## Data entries
○ ○ ○
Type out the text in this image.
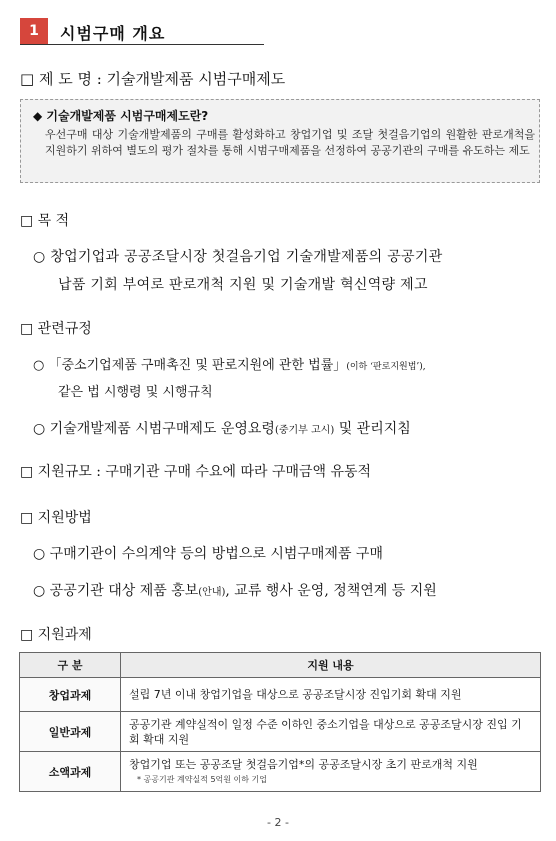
1	시범구매 개요
□ 제 도 명 : 기술개발제품 시범구매제도
◆ 기술개발제품 시범구매제도란?
우선구매 대상 기술개발제품의 구매를 활성화하고 창업기업 및 조달 첫걸음기업의 원활한 판로개척을 지원하기 위하여 별도의 평가 절차를 통해 시범구매제품을 선정하여 공공기관의 구매를 유도하는 제도
□ 목 적
○ 창업기업과 공공조달시장 첫걸음기업 기술개발제품의 공공기관
납품 기회 부여로 판로개척 지원 및 기술개발 혁신역량 제고
□ 관련규정
○ 「중소기업제품 구매촉진 및 판로지원에 관한 법률」(이하 ‘판로지원법’),
같은 법 시행령 및 시행규칙
○ 기술개발제품 시범구매제도 운영요령(중기부 고시) 및 관리지침
□ 지원규모 : 구매기관 구매 수요에 따라 구매금액 유동적
□ 지원방법
○ 구매기관이 수의계약 등의 방법으로 시범구매제품 구매
○ 공공기관 대상 제품 홍보(안내), 교류 행사 운영, 정책연계 등 지원
□ 지원과제
구 분	지원 내용
창업과제	설립 7년 이내 창업기업을 대상으로 공공조달시장 진입기회 확대 지원
일반과제	공공기관 계약실적이 일정 수준 이하인 중소기업을 대상으로 공공조달시장 진입 기회 확대 지원
소액과제	창업기업 또는 공공조달 첫걸음기업*의 공공조달시장 초기 판로개척 지원
* 공공기관 계약실적 5억원 이하 기업
- 2 -
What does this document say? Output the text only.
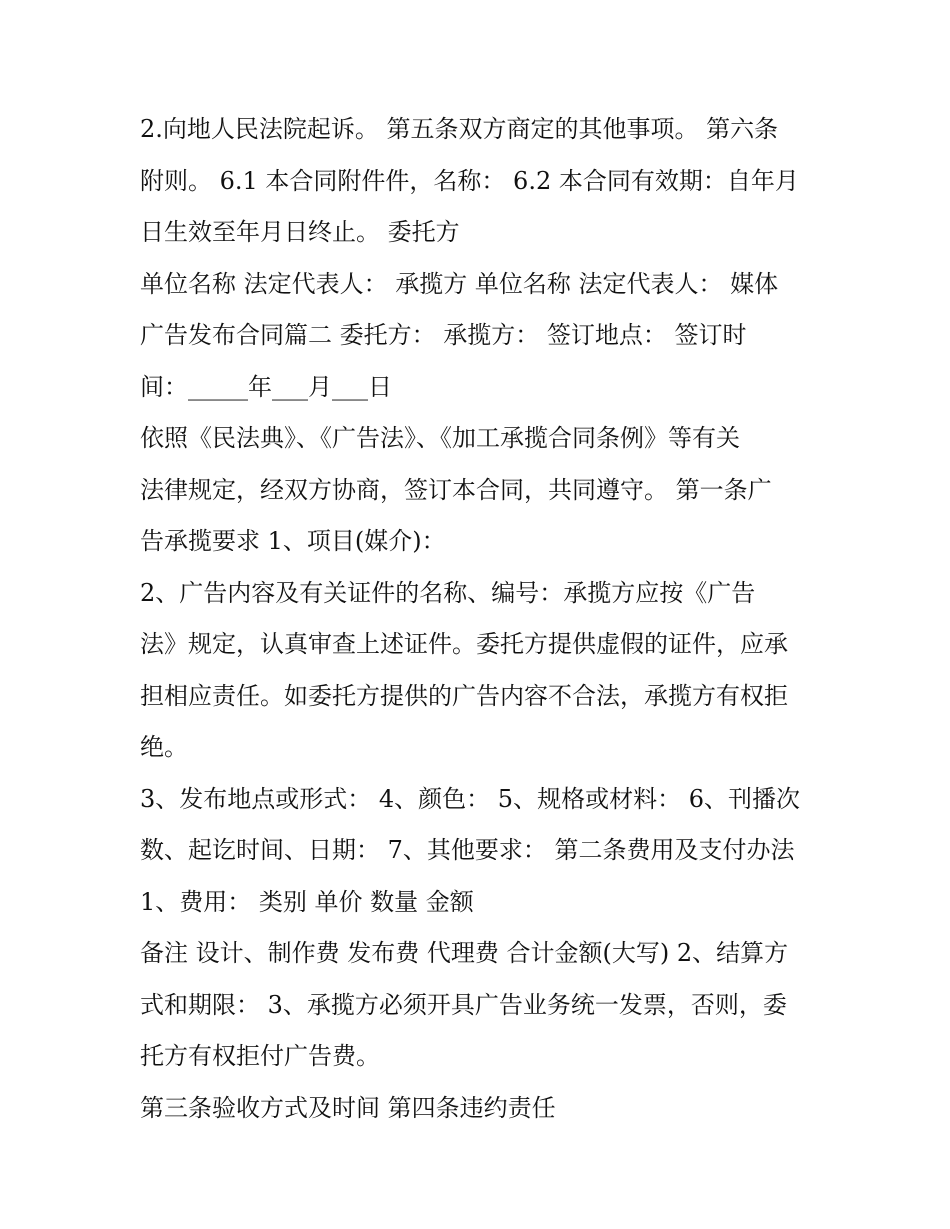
2.向地人民法院起诉。 第五条双方商定的其他事项。 第六条
附则。 6.1 本合同附件件，名称： 6.2 本合同有效期：自年月
日生效至年月日终止。 委托方
单位名称 法定代表人： 承揽方 单位名称 法定代表人： 媒体
广告发布合同篇二 委托方： 承揽方： 签订地点： 签订时
间：_____年___月___日
依照《民法典》、《广告法》、《加工承揽合同条例》等有关
法律规定，经双方协商，签订本合同，共同遵守。 第一条广
告承揽要求 1、项目(媒介)：
2、广告内容及有关证件的名称、编号：承揽方应按《广告
法》规定，认真审查上述证件。委托方提供虚假的证件，应承
担相应责任。如委托方提供的广告内容不合法，承揽方有权拒
绝。
3、发布地点或形式： 4、颜色： 5、规格或材料： 6、刊播次
数、起讫时间、日期： 7、其他要求： 第二条费用及支付办法
1、费用： 类别 单价 数量 金额
备注 设计、制作费 发布费 代理费 合计金额(大写) 2、结算方
式和期限： 3、承揽方必须开具广告业务统一发票，否则，委
托方有权拒付广告费。
第三条验收方式及时间 第四条违约责任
○ ○ ○
## SET PROBLEM
Reproduce all of the material above word for word. Omit the pictures.

## OUTPUT BELOW
Type out the text in this image.
1	시범구매 개요
□ 제 도 명 : 기술개발제품 시범구매제도
◆ 기술개발제품 시범구매제도란?
우선구매 대상 기술개발제품의 구매를 활성화하고 창업기업 및 조달 첫걸음기업의 원활한 판로개척을 지원하기 위하여 별도의 평가 절차를 통해 시범구매제품을 선정하여 공공기관의 구매를 유도하는 제도
□ 목 적
○ 창업기업과 공공조달시장 첫걸음기업 기술개발제품의 공공기관
납품 기회 부여로 판로개척 지원 및 기술개발 혁신역량 제고
□ 관련규정
○ 「중소기업제품 구매촉진 및 판로지원에 관한 법률」(이하 ‘판로지원법’),
같은 법 시행령 및 시행규칙
○ 기술개발제품 시범구매제도 운영요령(중기부 고시) 및 관리지침
□ 지원규모 : 구매기관 구매 수요에 따라 구매금액 유동적
□ 지원방법
○ 구매기관이 수의계약 등의 방법으로 시범구매제품 구매
○ 공공기관 대상 제품 홍보(안내), 교류 행사 운영, 정책연계 등 지원
□ 지원과제
구 분	지원 내용
창업과제	설립 7년 이내 창업기업을 대상으로 공공조달시장 진입기회 확대 지원
일반과제	공공기관 계약실적이 일정 수준 이하인 중소기업을 대상으로 공공조달시장 진입 기회 확대 지원
소액과제	창업기업 또는 공공조달 첫걸음기업*의 공공조달시장 초기 판로개척 지원
* 공공기관 계약실적 5억원 이하 기업
- 2 -
What does this document say? Output the text only.
2.向地人民法院起诉。 第五条双方商定的其他事项。 第六条
附则。 6.1 本合同附件件，名称： 6.2 本合同有效期：自年月
日生效至年月日终止。 委托方
单位名称 法定代表人： 承揽方 单位名称 法定代表人： 媒体
广告发布合同篇二 委托方： 承揽方： 签订地点： 签订时
间：_____年___月___日
依照《民法典》、《广告法》、《加工承揽合同条例》等有关
法律规定，经双方协商，签订本合同，共同遵守。 第一条广
告承揽要求 1、项目(媒介)：
2、广告内容及有关证件的名称、编号：承揽方应按《广告
法》规定，认真审查上述证件。委托方提供虚假的证件，应承
担相应责任。如委托方提供的广告内容不合法，承揽方有权拒
绝。
3、发布地点或形式： 4、颜色： 5、规格或材料： 6、刊播次
数、起讫时间、日期： 7、其他要求： 第二条费用及支付办法
1、费用： 类别 单价 数量 金额
备注 设计、制作费 发布费 代理费 合计金额(大写) 2、结算方
式和期限： 3、承揽方必须开具广告业务统一发票，否则，委
托方有权拒付广告费。
第三条验收方式及时间 第四条违约责任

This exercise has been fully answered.